→ TASK GOAL: Repeat the full listing, word for word.

→ GIVEN RECORDS:
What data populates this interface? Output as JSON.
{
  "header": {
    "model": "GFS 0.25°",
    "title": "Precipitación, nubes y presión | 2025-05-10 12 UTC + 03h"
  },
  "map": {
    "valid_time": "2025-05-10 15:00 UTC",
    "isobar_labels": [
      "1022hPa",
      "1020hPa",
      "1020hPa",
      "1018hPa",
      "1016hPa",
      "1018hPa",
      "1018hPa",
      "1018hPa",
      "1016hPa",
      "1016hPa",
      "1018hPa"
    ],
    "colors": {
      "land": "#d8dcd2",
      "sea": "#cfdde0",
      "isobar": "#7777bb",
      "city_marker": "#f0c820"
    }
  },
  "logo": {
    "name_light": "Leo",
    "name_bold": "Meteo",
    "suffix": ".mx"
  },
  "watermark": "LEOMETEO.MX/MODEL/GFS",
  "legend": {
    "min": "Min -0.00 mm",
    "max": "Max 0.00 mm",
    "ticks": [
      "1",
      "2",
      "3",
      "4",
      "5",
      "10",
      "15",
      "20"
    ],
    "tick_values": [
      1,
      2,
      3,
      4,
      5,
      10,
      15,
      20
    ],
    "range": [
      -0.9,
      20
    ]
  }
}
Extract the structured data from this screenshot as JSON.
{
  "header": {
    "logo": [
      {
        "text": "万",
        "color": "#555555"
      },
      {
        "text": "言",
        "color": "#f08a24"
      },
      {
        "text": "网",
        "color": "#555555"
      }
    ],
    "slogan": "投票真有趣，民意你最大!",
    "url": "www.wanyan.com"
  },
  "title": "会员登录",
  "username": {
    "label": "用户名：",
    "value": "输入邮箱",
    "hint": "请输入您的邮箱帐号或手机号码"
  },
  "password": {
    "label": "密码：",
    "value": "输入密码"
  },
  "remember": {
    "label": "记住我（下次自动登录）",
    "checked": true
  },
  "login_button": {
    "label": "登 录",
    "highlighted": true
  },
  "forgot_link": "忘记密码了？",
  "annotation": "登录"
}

→ THE REPLY:
What data populates this interface? Output as JSON.
{
  "header": {
    "model": "GFS 0.25°",
    "title": "Precipitación, nubes y presión | 2025-05-10 12 UTC + 03h"
  },
  "map": {
    "valid_time": "2025-05-10 15:00 UTC",
    "isobar_labels": [
      "1022hPa",
      "1020hPa",
      "1020hPa",
      "1018hPa",
      "1016hPa",
      "1018hPa",
      "1018hPa",
      "1018hPa",
      "1016hPa",
      "1016hPa",
      "1018hPa"
    ],
    "colors": {
      "land": "#d8dcd2",
      "sea": "#cfdde0",
      "isobar": "#7777bb",
      "city_marker": "#f0c820"
    }
  },
  "logo": {
    "name_light": "Leo",
    "name_bold": "Meteo",
    "suffix": ".mx"
  },
  "watermark": "LEOMETEO.MX/MODEL/GFS",
  "legend": {
    "min": "Min -0.00 mm",
    "max": "Max 0.00 mm",
    "ticks": [
      "1",
      "2",
      "3",
      "4",
      "5",
      "10",
      "15",
      "20"
    ],
    "tick_values": [
      1,
      2,
      3,
      4,
      5,
      10,
      15,
      20
    ],
    "range": [
      -0.9,
      20
    ]
  }
}
Extract the structured data from this screenshot as JSON.
{
  "header": {
    "logo": [
      {
        "text": "万",
        "color": "#555555"
      },
      {
        "text": "言",
        "color": "#f08a24"
      },
      {
        "text": "网",
        "color": "#555555"
      }
    ],
    "slogan": "投票真有趣，民意你最大!",
    "url": "www.wanyan.com"
  },
  "title": "会员登录",
  "username": {
    "label": "用户名：",
    "value": "输入邮箱",
    "hint": "请输入您的邮箱帐号或手机号码"
  },
  "password": {
    "label": "密码：",
    "value": "输入密码"
  },
  "remember": {
    "label": "记住我（下次自动登录）",
    "checked": true
  },
  "login_button": {
    "label": "登 录",
    "highlighted": true
  },
  "forgot_link": "忘记密码了？",
  "annotation": "登录"
}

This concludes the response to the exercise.